Prompt: Reproduce all the entries precisely.

Stored records:
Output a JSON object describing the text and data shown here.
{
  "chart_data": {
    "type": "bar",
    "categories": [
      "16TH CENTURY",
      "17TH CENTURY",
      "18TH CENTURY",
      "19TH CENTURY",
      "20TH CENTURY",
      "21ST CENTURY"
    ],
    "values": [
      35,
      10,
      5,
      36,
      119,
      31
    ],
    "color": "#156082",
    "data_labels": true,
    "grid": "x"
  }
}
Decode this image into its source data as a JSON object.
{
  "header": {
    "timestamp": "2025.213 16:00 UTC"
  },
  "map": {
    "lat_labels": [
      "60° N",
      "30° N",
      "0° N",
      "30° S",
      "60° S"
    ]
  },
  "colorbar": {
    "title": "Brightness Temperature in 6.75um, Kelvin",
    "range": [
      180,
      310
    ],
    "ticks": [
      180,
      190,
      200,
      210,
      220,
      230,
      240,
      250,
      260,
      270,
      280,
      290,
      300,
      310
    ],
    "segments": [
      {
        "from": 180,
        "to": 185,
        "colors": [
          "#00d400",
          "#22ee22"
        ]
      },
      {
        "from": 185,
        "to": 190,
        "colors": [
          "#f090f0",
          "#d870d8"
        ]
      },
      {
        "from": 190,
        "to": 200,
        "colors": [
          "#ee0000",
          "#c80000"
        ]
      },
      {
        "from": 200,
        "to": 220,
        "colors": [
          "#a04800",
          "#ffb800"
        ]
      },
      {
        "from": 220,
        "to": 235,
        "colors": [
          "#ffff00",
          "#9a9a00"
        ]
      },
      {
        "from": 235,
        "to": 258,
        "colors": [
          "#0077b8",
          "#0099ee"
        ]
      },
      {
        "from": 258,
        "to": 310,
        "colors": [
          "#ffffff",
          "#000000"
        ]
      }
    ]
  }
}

Task result:
Output a JSON object describing the text and data shown here.
{
  "chart_data": {
    "type": "bar",
    "categories": [
      "16TH CENTURY",
      "17TH CENTURY",
      "18TH CENTURY",
      "19TH CENTURY",
      "20TH CENTURY",
      "21ST CENTURY"
    ],
    "values": [
      35,
      10,
      5,
      36,
      119,
      31
    ],
    "color": "#156082",
    "data_labels": true,
    "grid": "x"
  }
}
Decode this image into its source data as a JSON object.
{
  "header": {
    "timestamp": "2025.213 16:00 UTC"
  },
  "map": {
    "lat_labels": [
      "60° N",
      "30° N",
      "0° N",
      "30° S",
      "60° S"
    ]
  },
  "colorbar": {
    "title": "Brightness Temperature in 6.75um, Kelvin",
    "range": [
      180,
      310
    ],
    "ticks": [
      180,
      190,
      200,
      210,
      220,
      230,
      240,
      250,
      260,
      270,
      280,
      290,
      300,
      310
    ],
    "segments": [
      {
        "from": 180,
        "to": 185,
        "colors": [
          "#00d400",
          "#22ee22"
        ]
      },
      {
        "from": 185,
        "to": 190,
        "colors": [
          "#f090f0",
          "#d870d8"
        ]
      },
      {
        "from": 190,
        "to": 200,
        "colors": [
          "#ee0000",
          "#c80000"
        ]
      },
      {
        "from": 200,
        "to": 220,
        "colors": [
          "#a04800",
          "#ffb800"
        ]
      },
      {
        "from": 220,
        "to": 235,
        "colors": [
          "#ffff00",
          "#9a9a00"
        ]
      },
      {
        "from": 235,
        "to": 258,
        "colors": [
          "#0077b8",
          "#0099ee"
        ]
      },
      {
        "from": 258,
        "to": 310,
        "colors": [
          "#ffffff",
          "#000000"
        ]
      }
    ]
  }
}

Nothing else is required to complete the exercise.